(EXERCISE INPUT)
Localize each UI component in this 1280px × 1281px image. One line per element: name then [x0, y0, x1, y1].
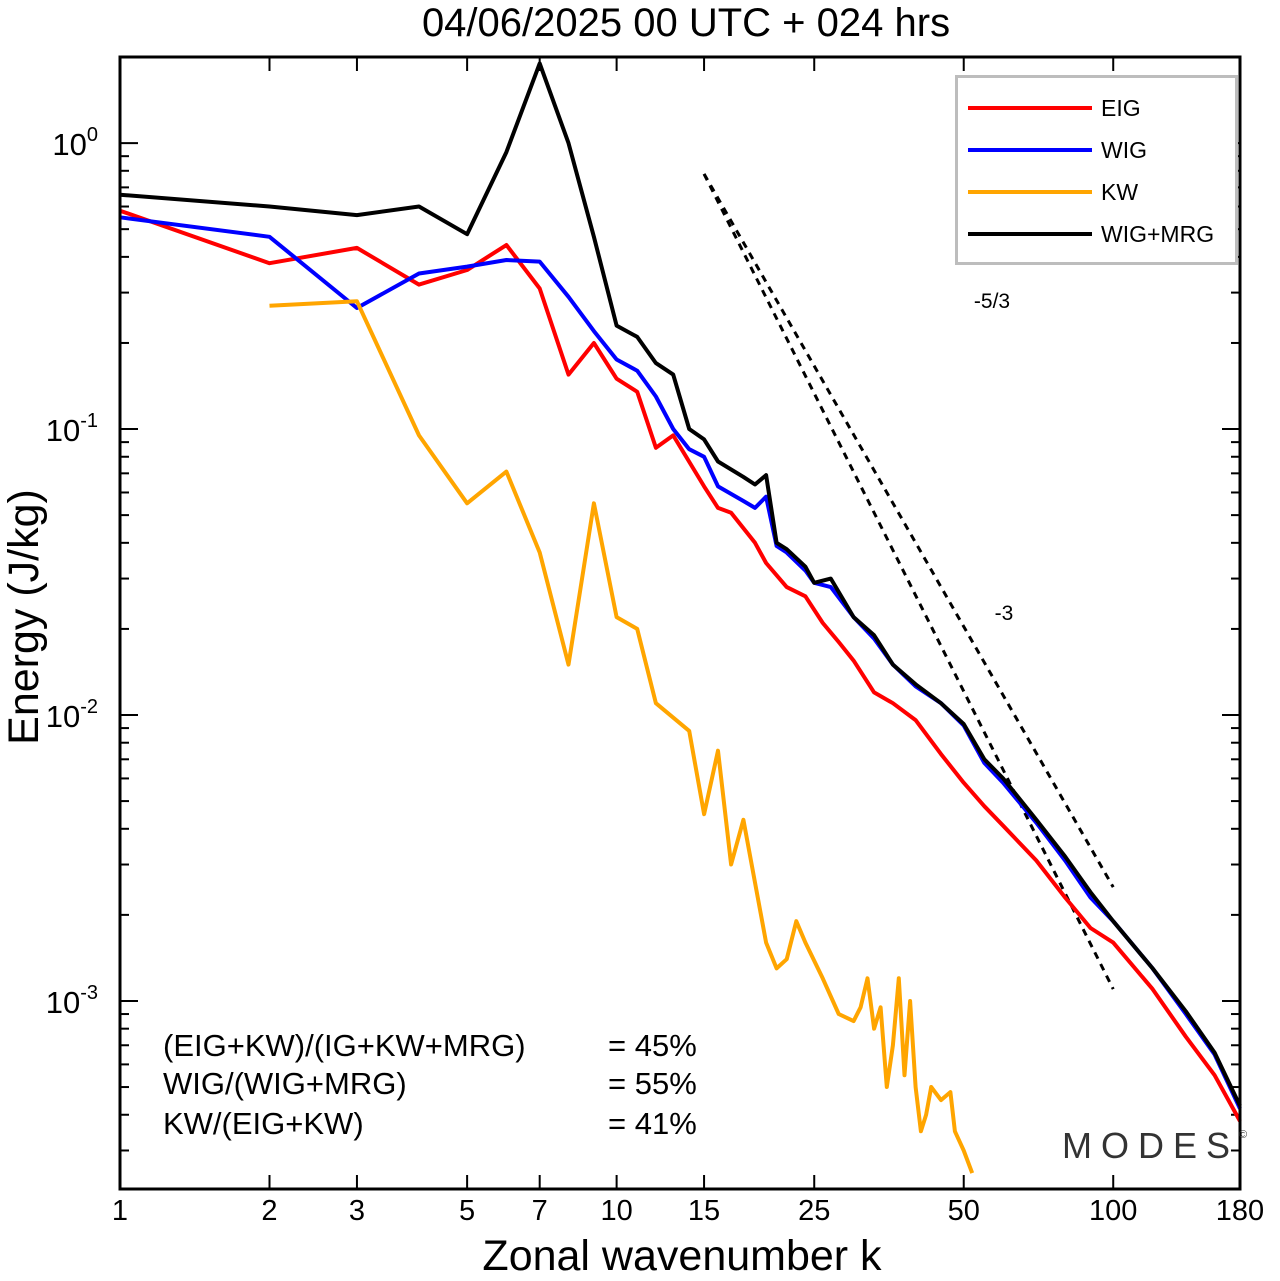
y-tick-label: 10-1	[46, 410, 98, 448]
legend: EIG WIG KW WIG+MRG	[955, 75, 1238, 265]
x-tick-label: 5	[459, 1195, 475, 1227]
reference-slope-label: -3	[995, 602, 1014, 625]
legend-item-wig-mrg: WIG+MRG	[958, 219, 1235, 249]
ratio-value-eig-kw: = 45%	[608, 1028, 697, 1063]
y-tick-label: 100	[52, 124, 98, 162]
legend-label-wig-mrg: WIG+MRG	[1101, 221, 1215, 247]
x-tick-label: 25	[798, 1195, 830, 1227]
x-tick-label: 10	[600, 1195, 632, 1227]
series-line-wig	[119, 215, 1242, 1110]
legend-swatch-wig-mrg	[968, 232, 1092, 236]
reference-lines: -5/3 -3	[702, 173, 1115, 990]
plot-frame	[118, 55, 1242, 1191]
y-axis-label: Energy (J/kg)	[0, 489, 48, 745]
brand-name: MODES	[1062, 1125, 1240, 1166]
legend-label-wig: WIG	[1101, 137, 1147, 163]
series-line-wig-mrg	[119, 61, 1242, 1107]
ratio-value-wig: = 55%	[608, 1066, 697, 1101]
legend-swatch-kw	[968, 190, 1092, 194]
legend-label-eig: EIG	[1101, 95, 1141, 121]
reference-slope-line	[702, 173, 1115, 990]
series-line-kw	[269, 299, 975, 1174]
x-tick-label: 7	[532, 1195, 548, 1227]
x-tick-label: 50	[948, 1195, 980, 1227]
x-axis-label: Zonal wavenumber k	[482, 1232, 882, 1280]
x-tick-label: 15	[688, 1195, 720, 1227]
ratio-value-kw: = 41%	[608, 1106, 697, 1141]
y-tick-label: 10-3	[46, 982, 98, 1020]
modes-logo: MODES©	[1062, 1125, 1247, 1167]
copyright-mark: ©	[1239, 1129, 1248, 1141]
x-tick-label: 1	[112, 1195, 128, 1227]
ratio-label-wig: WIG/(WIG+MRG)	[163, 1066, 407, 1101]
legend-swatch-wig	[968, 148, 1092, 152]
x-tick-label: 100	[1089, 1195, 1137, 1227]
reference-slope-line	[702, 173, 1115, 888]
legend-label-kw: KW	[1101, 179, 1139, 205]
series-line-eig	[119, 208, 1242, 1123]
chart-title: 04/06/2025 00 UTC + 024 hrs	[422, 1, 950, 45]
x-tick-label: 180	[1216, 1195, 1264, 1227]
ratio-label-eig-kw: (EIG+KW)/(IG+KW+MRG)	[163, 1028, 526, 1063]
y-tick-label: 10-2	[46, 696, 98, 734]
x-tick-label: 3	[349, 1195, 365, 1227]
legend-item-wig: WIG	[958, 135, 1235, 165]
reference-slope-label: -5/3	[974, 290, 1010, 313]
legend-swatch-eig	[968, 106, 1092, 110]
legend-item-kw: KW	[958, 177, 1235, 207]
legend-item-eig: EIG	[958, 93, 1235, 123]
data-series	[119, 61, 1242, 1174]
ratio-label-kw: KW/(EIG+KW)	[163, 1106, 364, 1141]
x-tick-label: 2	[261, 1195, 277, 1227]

(WORK TO DO)
Convert all the rows above into a numbered list, skipping any blank lines and leaving out the picture.

(OUTPUT)
1. Localize each UI component in this 1280px × 1281px image. One line per element: name then [x0, y0, x1, y1].
2. y-tick-label: 10-1	[46, 410, 98, 448]
3. legend: EIG WIG KW WIG+MRG	[955, 75, 1238, 265]
4. x-tick-label: 5	[459, 1195, 475, 1227]
5. reference-slope-label: -3	[995, 602, 1014, 625]
6. legend-item-wig-mrg: WIG+MRG	[958, 219, 1235, 249]
7. ratio-value-eig-kw: = 45%	[608, 1028, 697, 1063]
8. y-tick-label: 100	[52, 124, 98, 162]
9. legend-label-wig-mrg: WIG+MRG	[1101, 221, 1215, 247]
10. x-tick-label: 25	[798, 1195, 830, 1227]
11. x-tick-label: 10	[600, 1195, 632, 1227]
12. series-line-wig	[119, 215, 1242, 1110]
13. legend-swatch-wig-mrg	[968, 232, 1092, 236]
14. reference-lines: -5/3 -3	[702, 173, 1115, 990]
15. plot-frame	[118, 55, 1242, 1191]
16. y-axis-label: Energy (J/kg)	[0, 489, 48, 745]
17. brand-name: MODES	[1062, 1125, 1240, 1166]
18. legend-label-wig: WIG	[1101, 137, 1147, 163]
19. series-line-wig-mrg	[119, 61, 1242, 1107]
20. ratio-value-wig: = 55%	[608, 1066, 697, 1101]
21. legend-swatch-kw	[968, 190, 1092, 194]
22. legend-label-eig: EIG	[1101, 95, 1141, 121]
23. reference-slope-line	[702, 173, 1115, 990]
24. series-line-kw	[269, 299, 975, 1174]
25. x-tick-label: 7	[532, 1195, 548, 1227]
26. x-tick-label: 50	[948, 1195, 980, 1227]
27. x-axis-label: Zonal wavenumber k	[482, 1232, 882, 1280]
28. x-tick-label: 15	[688, 1195, 720, 1227]
29. ratio-value-kw: = 41%	[608, 1106, 697, 1141]
30. y-tick-label: 10-3	[46, 982, 98, 1020]
31. modes-logo: MODES©	[1062, 1125, 1247, 1167]
32. copyright-mark: ©	[1239, 1129, 1248, 1141]
33. x-tick-label: 1	[112, 1195, 128, 1227]
34. ratio-label-wig: WIG/(WIG+MRG)	[163, 1066, 407, 1101]
35. legend-swatch-wig	[968, 148, 1092, 152]
36. x-tick-label: 100	[1089, 1195, 1137, 1227]
37. reference-slope-line	[702, 173, 1115, 888]
38. legend-label-kw: KW	[1101, 179, 1139, 205]
39. series-line-eig	[119, 208, 1242, 1123]
40. chart-title: 04/06/2025 00 UTC + 024 hrs	[422, 1, 950, 45]
41. x-tick-label: 180	[1216, 1195, 1264, 1227]
42. ratio-label-eig-kw: (EIG+KW)/(IG+KW+MRG)	[163, 1028, 526, 1063]
43. y-tick-label: 10-2	[46, 696, 98, 734]
44. x-tick-label: 3	[349, 1195, 365, 1227]
45. legend-item-wig: WIG	[958, 135, 1235, 165]
46. reference-slope-label: -5/3	[974, 290, 1010, 313]
47. legend-swatch-eig	[968, 106, 1092, 110]
48. legend-item-kw: KW	[958, 177, 1235, 207]
49. legend-item-eig: EIG	[958, 93, 1235, 123]
50. data-series	[119, 61, 1242, 1174]
51. ratio-label-kw: KW/(EIG+KW)	[163, 1106, 364, 1141]
52. x-tick-label: 2	[261, 1195, 277, 1227]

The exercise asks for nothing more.